What the task requires - Below is a block of records; reproduce all of them exactly and leave out any pictures.

--- Start Exercise input ---

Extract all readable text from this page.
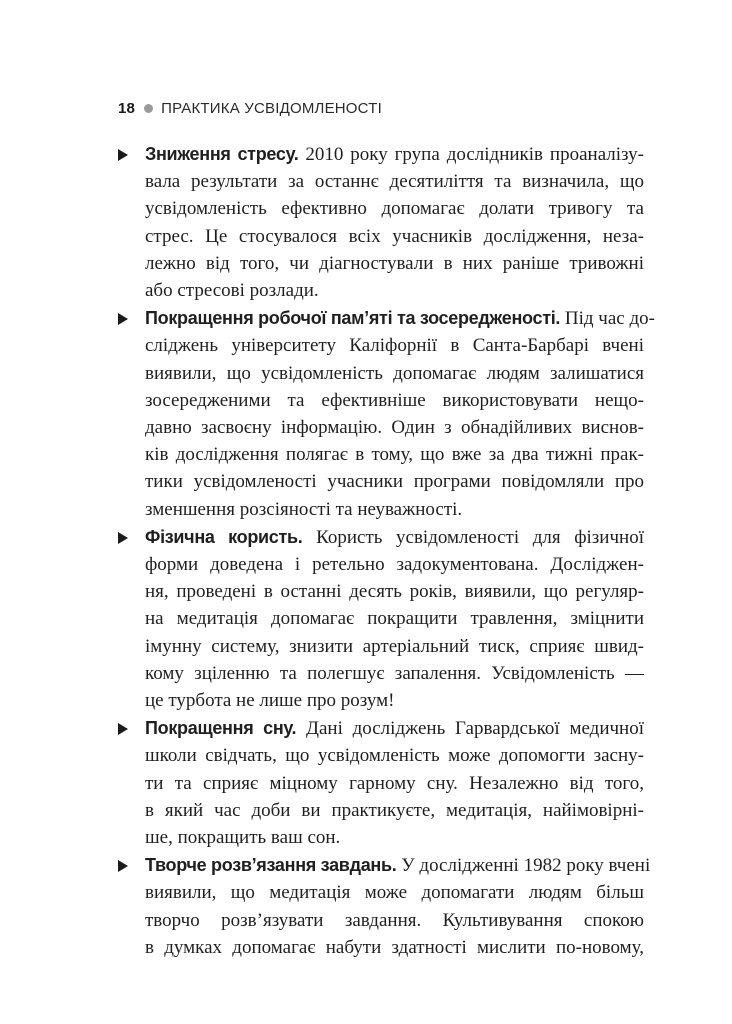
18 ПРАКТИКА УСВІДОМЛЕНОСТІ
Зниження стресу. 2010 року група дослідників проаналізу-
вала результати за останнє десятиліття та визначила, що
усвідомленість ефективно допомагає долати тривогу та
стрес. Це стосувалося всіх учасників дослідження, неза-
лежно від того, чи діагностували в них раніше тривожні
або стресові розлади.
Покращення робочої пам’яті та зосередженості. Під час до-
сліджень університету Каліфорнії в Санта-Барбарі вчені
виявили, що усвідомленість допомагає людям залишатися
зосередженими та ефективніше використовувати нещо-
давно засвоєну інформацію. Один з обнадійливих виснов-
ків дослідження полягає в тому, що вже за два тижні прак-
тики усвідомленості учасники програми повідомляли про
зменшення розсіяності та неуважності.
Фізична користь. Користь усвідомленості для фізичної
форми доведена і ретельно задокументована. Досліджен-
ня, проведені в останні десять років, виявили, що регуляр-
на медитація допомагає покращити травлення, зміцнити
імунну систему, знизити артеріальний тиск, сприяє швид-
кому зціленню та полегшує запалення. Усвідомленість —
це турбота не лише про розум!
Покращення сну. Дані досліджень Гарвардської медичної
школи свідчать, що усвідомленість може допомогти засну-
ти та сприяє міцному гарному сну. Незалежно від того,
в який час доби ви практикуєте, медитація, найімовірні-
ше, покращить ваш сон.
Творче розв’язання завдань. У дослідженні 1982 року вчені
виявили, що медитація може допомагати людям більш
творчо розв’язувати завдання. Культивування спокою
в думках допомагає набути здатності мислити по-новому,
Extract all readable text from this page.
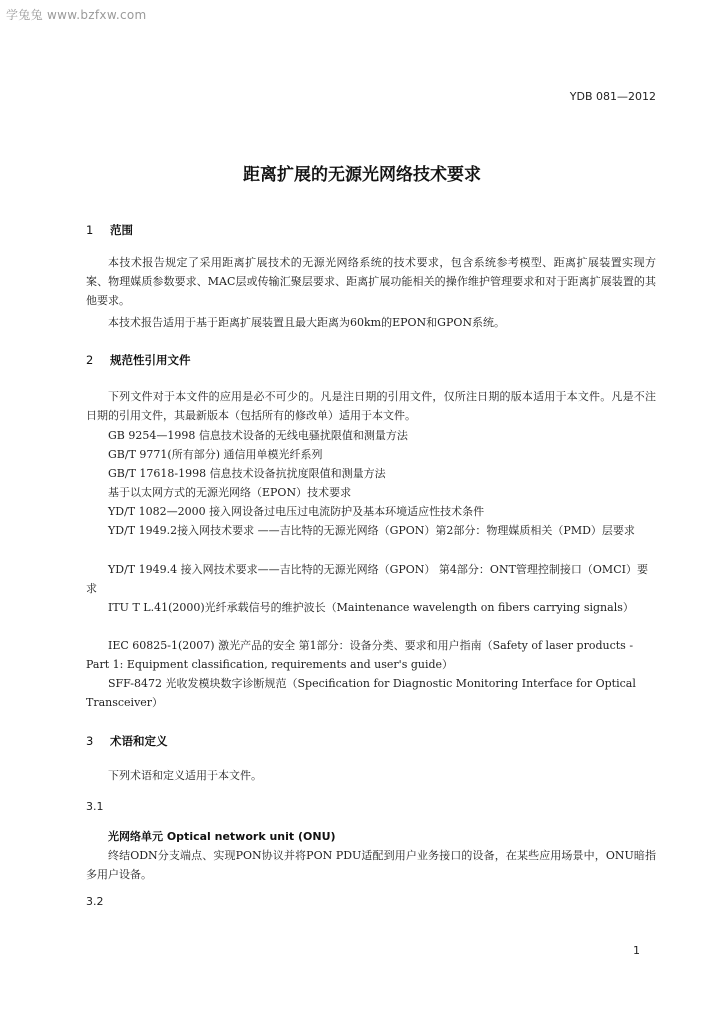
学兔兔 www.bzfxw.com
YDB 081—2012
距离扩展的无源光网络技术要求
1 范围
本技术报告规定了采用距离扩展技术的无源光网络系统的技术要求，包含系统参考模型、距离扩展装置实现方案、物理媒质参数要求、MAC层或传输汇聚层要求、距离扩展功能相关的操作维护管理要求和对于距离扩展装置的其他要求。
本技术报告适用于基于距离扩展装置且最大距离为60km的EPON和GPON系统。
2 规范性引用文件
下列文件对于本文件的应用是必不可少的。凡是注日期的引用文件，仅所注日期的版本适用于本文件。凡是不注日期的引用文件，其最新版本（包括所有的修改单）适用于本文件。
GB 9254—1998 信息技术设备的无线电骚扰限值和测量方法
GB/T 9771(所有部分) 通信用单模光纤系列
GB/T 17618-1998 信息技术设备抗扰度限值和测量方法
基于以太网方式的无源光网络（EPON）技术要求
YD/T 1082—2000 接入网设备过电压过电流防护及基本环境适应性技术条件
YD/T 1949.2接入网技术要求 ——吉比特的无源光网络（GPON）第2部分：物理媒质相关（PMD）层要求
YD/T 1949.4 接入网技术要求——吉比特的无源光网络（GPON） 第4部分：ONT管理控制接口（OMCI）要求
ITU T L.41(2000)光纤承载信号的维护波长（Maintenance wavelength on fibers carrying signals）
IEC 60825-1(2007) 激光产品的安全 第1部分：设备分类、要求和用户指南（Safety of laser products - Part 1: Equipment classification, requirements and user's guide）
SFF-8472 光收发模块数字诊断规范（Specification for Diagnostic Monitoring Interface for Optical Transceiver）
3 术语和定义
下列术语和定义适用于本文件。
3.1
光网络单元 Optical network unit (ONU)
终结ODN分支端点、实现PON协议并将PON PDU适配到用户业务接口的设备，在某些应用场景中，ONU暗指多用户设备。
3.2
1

--- End Exercise input ---

Task answer -
Extract all readable text from this page.
18 ПРАКТИКА УСВІДОМЛЕНОСТІ
Зниження стресу. 2010 року група дослідників проаналізу-
вала результати за останнє десятиліття та визначила, що
усвідомленість ефективно допомагає долати тривогу та
стрес. Це стосувалося всіх учасників дослідження, неза-
лежно від того, чи діагностували в них раніше тривожні
або стресові розлади.
Покращення робочої пам’яті та зосередженості. Під час до-
сліджень університету Каліфорнії в Санта-Барбарі вчені
виявили, що усвідомленість допомагає людям залишатися
зосередженими та ефективніше використовувати нещо-
давно засвоєну інформацію. Один з обнадійливих виснов-
ків дослідження полягає в тому, що вже за два тижні прак-
тики усвідомленості учасники програми повідомляли про
зменшення розсіяності та неуважності.
Фізична користь. Користь усвідомленості для фізичної
форми доведена і ретельно задокументована. Досліджен-
ня, проведені в останні десять років, виявили, що регуляр-
на медитація допомагає покращити травлення, зміцнити
імунну систему, знизити артеріальний тиск, сприяє швид-
кому зціленню та полегшує запалення. Усвідомленість —
це турбота не лише про розум!
Покращення сну. Дані досліджень Гарвардської медичної
школи свідчать, що усвідомленість може допомогти засну-
ти та сприяє міцному гарному сну. Незалежно від того,
в який час доби ви практикуєте, медитація, найімовірні-
ше, покращить ваш сон.
Творче розв’язання завдань. У дослідженні 1982 року вчені
виявили, що медитація може допомагати людям більш
творчо розв’язувати завдання. Культивування спокою
в думках допомагає набути здатності мислити по-новому,
Extract all readable text from this page.
学兔兔 www.bzfxw.com
YDB 081—2012
距离扩展的无源光网络技术要求
1 范围
本技术报告规定了采用距离扩展技术的无源光网络系统的技术要求，包含系统参考模型、距离扩展装置实现方案、物理媒质参数要求、MAC层或传输汇聚层要求、距离扩展功能相关的操作维护管理要求和对于距离扩展装置的其他要求。
本技术报告适用于基于距离扩展装置且最大距离为60km的EPON和GPON系统。
2 规范性引用文件
下列文件对于本文件的应用是必不可少的。凡是注日期的引用文件，仅所注日期的版本适用于本文件。凡是不注日期的引用文件，其最新版本（包括所有的修改单）适用于本文件。
GB 9254—1998 信息技术设备的无线电骚扰限值和测量方法
GB/T 9771(所有部分) 通信用单模光纤系列
GB/T 17618-1998 信息技术设备抗扰度限值和测量方法
基于以太网方式的无源光网络（EPON）技术要求
YD/T 1082—2000 接入网设备过电压过电流防护及基本环境适应性技术条件
YD/T 1949.2接入网技术要求 ——吉比特的无源光网络（GPON）第2部分：物理媒质相关（PMD）层要求
YD/T 1949.4 接入网技术要求——吉比特的无源光网络（GPON） 第4部分：ONT管理控制接口（OMCI）要求
ITU T L.41(2000)光纤承载信号的维护波长（Maintenance wavelength on fibers carrying signals）
IEC 60825-1(2007) 激光产品的安全 第1部分：设备分类、要求和用户指南（Safety of laser products - Part 1: Equipment classification, requirements and user's guide）
SFF-8472 光收发模块数字诊断规范（Specification for Diagnostic Monitoring Interface for Optical Transceiver）
3 术语和定义
下列术语和定义适用于本文件。
3.1
光网络单元 Optical network unit (ONU)
终结ODN分支端点、实现PON协议并将PON PDU适配到用户业务接口的设备，在某些应用场景中，ONU暗指多用户设备。
3.2
1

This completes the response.